** Collected data entries **
....................

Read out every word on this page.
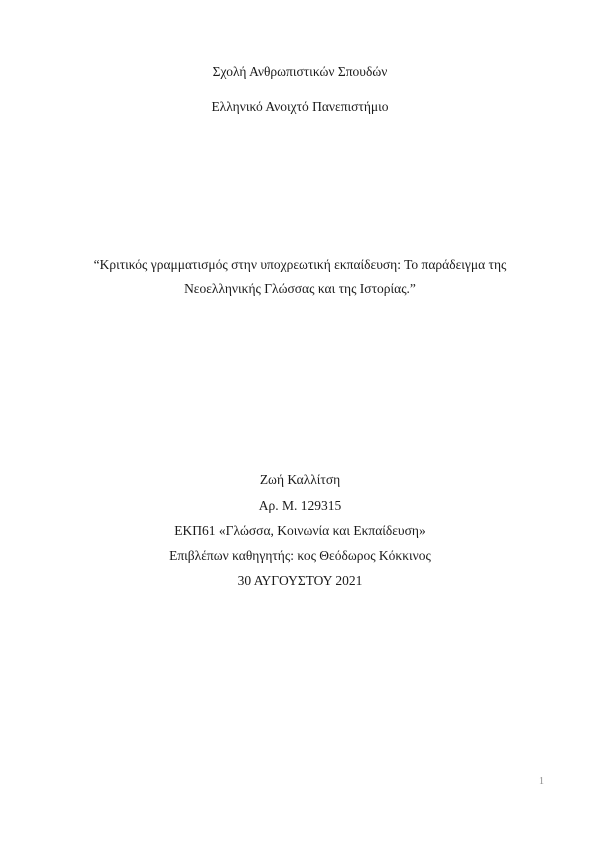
Σχολή Ανθρωπιστικών Σπουδών
Ελληνικό Ανοιχτό Πανεπιστήμιο
“Κριτικός γραμματισμός στην υποχρεωτική εκπαίδευση: Το παράδειγμα της
Νεοελληνικής Γλώσσας και της Ιστορίας.”
Ζωή Καλλίτση
Αρ. Μ. 129315
ΕΚΠ61 «Γλώσσα, Κοινωνία και Εκπαίδευση»
Επιβλέπων καθηγητής: κος Θεόδωρος Κόκκινος
30 ΑΥΓΟΥΣΤΟΥ 2021
1
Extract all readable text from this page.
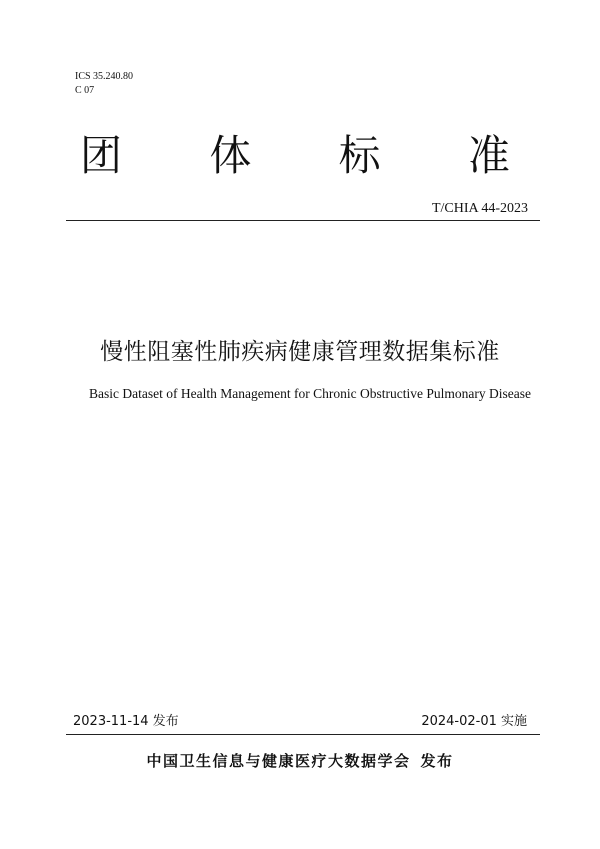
ICS 35.240.80
C 07
团 体 标 准
T/CHIA 44-2023
慢性阻塞性肺疾病健康管理数据集标准
Basic Dataset of Health Management for Chronic Obstructive Pulmonary Disease
2023-11-14 发布	2024-02-01 实施
中国卫生信息与健康医疗大数据学会 发布
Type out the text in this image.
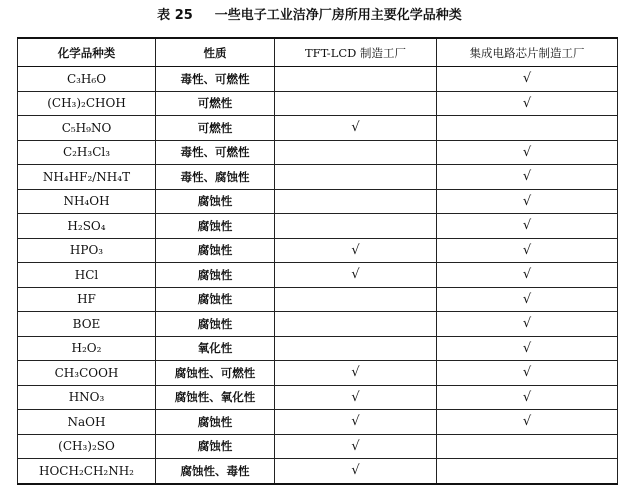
表 25 一些电子工业洁净厂房所用主要化学品种类
化学品种类	性质	TFT-LCD 制造工厂	集成电路芯片制造工厂
C₃H₆O	毒性、可燃性		√
(CH₃)₂CHOH	可燃性		√
C₅H₉NO	可燃性	√	
C₂H₃Cl₃	毒性、可燃性		√
NH₄HF₂/NH₄T	毒性、腐蚀性		√
NH₄OH	腐蚀性		√
H₂SO₄	腐蚀性		√
HPO₃	腐蚀性	√	√
HCl	腐蚀性	√	√
HF	腐蚀性		√
BOE	腐蚀性		√
H₂O₂	氧化性		√
CH₃COOH	腐蚀性、可燃性	√	√
HNO₃	腐蚀性、氧化性	√	√
NaOH	腐蚀性	√	√
(CH₃)₂SO	腐蚀性	√	
HOCH₂CH₂NH₂	腐蚀性、毒性	√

....................

** Exercise description **
Write out every line above exactly as it is, leaving out the pictures.

** Full response **
Read out every word on this page.
Σχολή Ανθρωπιστικών Σπουδών
Ελληνικό Ανοιχτό Πανεπιστήμιο
“Κριτικός γραμματισμός στην υποχρεωτική εκπαίδευση: Το παράδειγμα της
Νεοελληνικής Γλώσσας και της Ιστορίας.”
Ζωή Καλλίτση
Αρ. Μ. 129315
ΕΚΠ61 «Γλώσσα, Κοινωνία και Εκπαίδευση»
Επιβλέπων καθηγητής: κος Θεόδωρος Κόκκινος
30 ΑΥΓΟΥΣΤΟΥ 2021
1
Extract all readable text from this page.
ICS 35.240.80
C 07
团 体 标 准
T/CHIA 44-2023
慢性阻塞性肺疾病健康管理数据集标准
Basic Dataset of Health Management for Chronic Obstructive Pulmonary Disease
2023-11-14 发布	2024-02-01 实施
中国卫生信息与健康医疗大数据学会 发布
Type out the text in this image.
表 25 一些电子工业洁净厂房所用主要化学品种类
化学品种类	性质	TFT-LCD 制造工厂	集成电路芯片制造工厂
C₃H₆O	毒性、可燃性		√
(CH₃)₂CHOH	可燃性		√
C₅H₉NO	可燃性	√	
C₂H₃Cl₃	毒性、可燃性		√
NH₄HF₂/NH₄T	毒性、腐蚀性		√
NH₄OH	腐蚀性		√
H₂SO₄	腐蚀性		√
HPO₃	腐蚀性	√	√
HCl	腐蚀性	√	√
HF	腐蚀性		√
BOE	腐蚀性		√
H₂O₂	氧化性		√
CH₃COOH	腐蚀性、可燃性	√	√
HNO₃	腐蚀性、氧化性	√	√
NaOH	腐蚀性	√	√
(CH₃)₂SO	腐蚀性	√	
HOCH₂CH₂NH₂	腐蚀性、毒性	√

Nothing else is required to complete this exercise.